[START OF Provided entries]

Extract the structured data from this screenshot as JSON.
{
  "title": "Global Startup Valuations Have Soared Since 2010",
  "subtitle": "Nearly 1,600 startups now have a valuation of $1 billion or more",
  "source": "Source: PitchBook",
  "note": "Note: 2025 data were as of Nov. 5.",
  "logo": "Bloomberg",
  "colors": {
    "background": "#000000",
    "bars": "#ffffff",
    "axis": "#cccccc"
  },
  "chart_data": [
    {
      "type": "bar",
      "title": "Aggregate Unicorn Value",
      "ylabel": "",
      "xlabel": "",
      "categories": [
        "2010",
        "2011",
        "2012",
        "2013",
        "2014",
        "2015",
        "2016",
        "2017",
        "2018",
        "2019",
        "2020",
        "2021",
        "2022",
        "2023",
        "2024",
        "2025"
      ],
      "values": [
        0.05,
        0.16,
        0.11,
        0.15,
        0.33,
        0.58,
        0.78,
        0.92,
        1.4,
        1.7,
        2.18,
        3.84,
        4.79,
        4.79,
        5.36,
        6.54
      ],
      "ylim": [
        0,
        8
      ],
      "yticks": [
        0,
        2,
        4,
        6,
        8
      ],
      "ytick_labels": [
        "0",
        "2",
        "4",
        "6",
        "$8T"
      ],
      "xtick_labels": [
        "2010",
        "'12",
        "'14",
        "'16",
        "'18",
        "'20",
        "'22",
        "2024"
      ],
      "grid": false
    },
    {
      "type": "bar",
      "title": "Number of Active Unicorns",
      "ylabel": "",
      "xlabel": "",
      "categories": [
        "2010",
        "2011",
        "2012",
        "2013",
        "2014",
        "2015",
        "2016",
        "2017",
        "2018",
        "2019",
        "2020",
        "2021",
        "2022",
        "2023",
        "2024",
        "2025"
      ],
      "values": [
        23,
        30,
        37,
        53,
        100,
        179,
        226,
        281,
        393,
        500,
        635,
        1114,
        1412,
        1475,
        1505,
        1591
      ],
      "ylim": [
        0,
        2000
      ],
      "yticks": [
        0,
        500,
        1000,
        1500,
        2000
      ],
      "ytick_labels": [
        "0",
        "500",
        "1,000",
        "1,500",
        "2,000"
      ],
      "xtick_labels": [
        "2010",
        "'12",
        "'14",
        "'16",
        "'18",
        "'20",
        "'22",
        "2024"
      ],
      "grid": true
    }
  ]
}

[END OF Provided entries]

Exercise prompt:
The data above must be returned in full, exactly as written.

Response:
Extract the structured data from this screenshot as JSON.
{
  "title": "Global Startup Valuations Have Soared Since 2010",
  "subtitle": "Nearly 1,600 startups now have a valuation of $1 billion or more",
  "source": "Source: PitchBook",
  "note": "Note: 2025 data were as of Nov. 5.",
  "logo": "Bloomberg",
  "colors": {
    "background": "#000000",
    "bars": "#ffffff",
    "axis": "#cccccc"
  },
  "chart_data": [
    {
      "type": "bar",
      "title": "Aggregate Unicorn Value",
      "ylabel": "",
      "xlabel": "",
      "categories": [
        "2010",
        "2011",
        "2012",
        "2013",
        "2014",
        "2015",
        "2016",
        "2017",
        "2018",
        "2019",
        "2020",
        "2021",
        "2022",
        "2023",
        "2024",
        "2025"
      ],
      "values": [
        0.05,
        0.16,
        0.11,
        0.15,
        0.33,
        0.58,
        0.78,
        0.92,
        1.4,
        1.7,
        2.18,
        3.84,
        4.79,
        4.79,
        5.36,
        6.54
      ],
      "ylim": [
        0,
        8
      ],
      "yticks": [
        0,
        2,
        4,
        6,
        8
      ],
      "ytick_labels": [
        "0",
        "2",
        "4",
        "6",
        "$8T"
      ],
      "xtick_labels": [
        "2010",
        "'12",
        "'14",
        "'16",
        "'18",
        "'20",
        "'22",
        "2024"
      ],
      "grid": false
    },
    {
      "type": "bar",
      "title": "Number of Active Unicorns",
      "ylabel": "",
      "xlabel": "",
      "categories": [
        "2010",
        "2011",
        "2012",
        "2013",
        "2014",
        "2015",
        "2016",
        "2017",
        "2018",
        "2019",
        "2020",
        "2021",
        "2022",
        "2023",
        "2024",
        "2025"
      ],
      "values": [
        23,
        30,
        37,
        53,
        100,
        179,
        226,
        281,
        393,
        500,
        635,
        1114,
        1412,
        1475,
        1505,
        1591
      ],
      "ylim": [
        0,
        2000
      ],
      "yticks": [
        0,
        500,
        1000,
        1500,
        2000
      ],
      "ytick_labels": [
        "0",
        "500",
        "1,000",
        "1,500",
        "2,000"
      ],
      "xtick_labels": [
        "2010",
        "'12",
        "'14",
        "'16",
        "'18",
        "'20",
        "'22",
        "2024"
      ],
      "grid": true
    }
  ]
}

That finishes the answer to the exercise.